Lines of data
* * *
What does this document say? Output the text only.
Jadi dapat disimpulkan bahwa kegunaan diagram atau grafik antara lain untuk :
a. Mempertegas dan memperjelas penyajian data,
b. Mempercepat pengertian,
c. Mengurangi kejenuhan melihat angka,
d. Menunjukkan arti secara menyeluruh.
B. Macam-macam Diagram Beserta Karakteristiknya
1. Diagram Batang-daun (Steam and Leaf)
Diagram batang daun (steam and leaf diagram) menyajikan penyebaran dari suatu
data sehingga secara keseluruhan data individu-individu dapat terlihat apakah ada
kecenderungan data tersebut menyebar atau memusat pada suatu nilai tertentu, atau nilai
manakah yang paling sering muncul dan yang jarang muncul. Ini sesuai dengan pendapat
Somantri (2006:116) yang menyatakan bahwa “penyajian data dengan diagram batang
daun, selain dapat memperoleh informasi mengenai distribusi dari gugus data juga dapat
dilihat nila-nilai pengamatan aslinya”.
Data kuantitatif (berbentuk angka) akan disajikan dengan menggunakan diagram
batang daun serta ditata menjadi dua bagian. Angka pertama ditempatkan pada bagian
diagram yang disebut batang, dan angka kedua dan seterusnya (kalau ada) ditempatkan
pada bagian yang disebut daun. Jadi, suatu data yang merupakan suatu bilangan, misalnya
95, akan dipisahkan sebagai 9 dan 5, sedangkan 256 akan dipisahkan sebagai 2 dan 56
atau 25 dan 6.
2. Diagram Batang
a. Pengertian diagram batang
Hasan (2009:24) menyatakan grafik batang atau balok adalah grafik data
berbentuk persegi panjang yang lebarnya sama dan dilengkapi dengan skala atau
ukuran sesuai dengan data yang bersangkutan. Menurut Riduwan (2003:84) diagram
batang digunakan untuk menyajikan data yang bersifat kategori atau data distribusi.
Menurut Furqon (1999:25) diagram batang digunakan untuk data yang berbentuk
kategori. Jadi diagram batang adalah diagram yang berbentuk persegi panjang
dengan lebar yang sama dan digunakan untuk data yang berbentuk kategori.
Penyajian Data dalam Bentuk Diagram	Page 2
* * *
Reproduce each entry from the records above, character for character.

What does this document say? Output the text only.
Jadi dapat disimpulkan bahwa kegunaan diagram atau grafik antara lain untuk :
a. Mempertegas dan memperjelas penyajian data,
b. Mempercepat pengertian,
c. Mengurangi kejenuhan melihat angka,
d. Menunjukkan arti secara menyeluruh.
B. Macam-macam Diagram Beserta Karakteristiknya
1. Diagram Batang-daun (Steam and Leaf)
Diagram batang daun (steam and leaf diagram) menyajikan penyebaran dari suatu
data sehingga secara keseluruhan data individu-individu dapat terlihat apakah ada
kecenderungan data tersebut menyebar atau memusat pada suatu nilai tertentu, atau nilai
manakah yang paling sering muncul dan yang jarang muncul. Ini sesuai dengan pendapat
Somantri (2006:116) yang menyatakan bahwa “penyajian data dengan diagram batang
daun, selain dapat memperoleh informasi mengenai distribusi dari gugus data juga dapat
dilihat nila-nilai pengamatan aslinya”.
Data kuantitatif (berbentuk angka) akan disajikan dengan menggunakan diagram
batang daun serta ditata menjadi dua bagian. Angka pertama ditempatkan pada bagian
diagram yang disebut batang, dan angka kedua dan seterusnya (kalau ada) ditempatkan
pada bagian yang disebut daun. Jadi, suatu data yang merupakan suatu bilangan, misalnya
95, akan dipisahkan sebagai 9 dan 5, sedangkan 256 akan dipisahkan sebagai 2 dan 56
atau 25 dan 6.
2. Diagram Batang
a. Pengertian diagram batang
Hasan (2009:24) menyatakan grafik batang atau balok adalah grafik data
berbentuk persegi panjang yang lebarnya sama dan dilengkapi dengan skala atau
ukuran sesuai dengan data yang bersangkutan. Menurut Riduwan (2003:84) diagram
batang digunakan untuk menyajikan data yang bersifat kategori atau data distribusi.
Menurut Furqon (1999:25) diagram batang digunakan untuk data yang berbentuk
kategori. Jadi diagram batang adalah diagram yang berbentuk persegi panjang
dengan lebar yang sama dan digunakan untuk data yang berbentuk kategori.
Penyajian Data dalam Bentuk Diagram	Page 2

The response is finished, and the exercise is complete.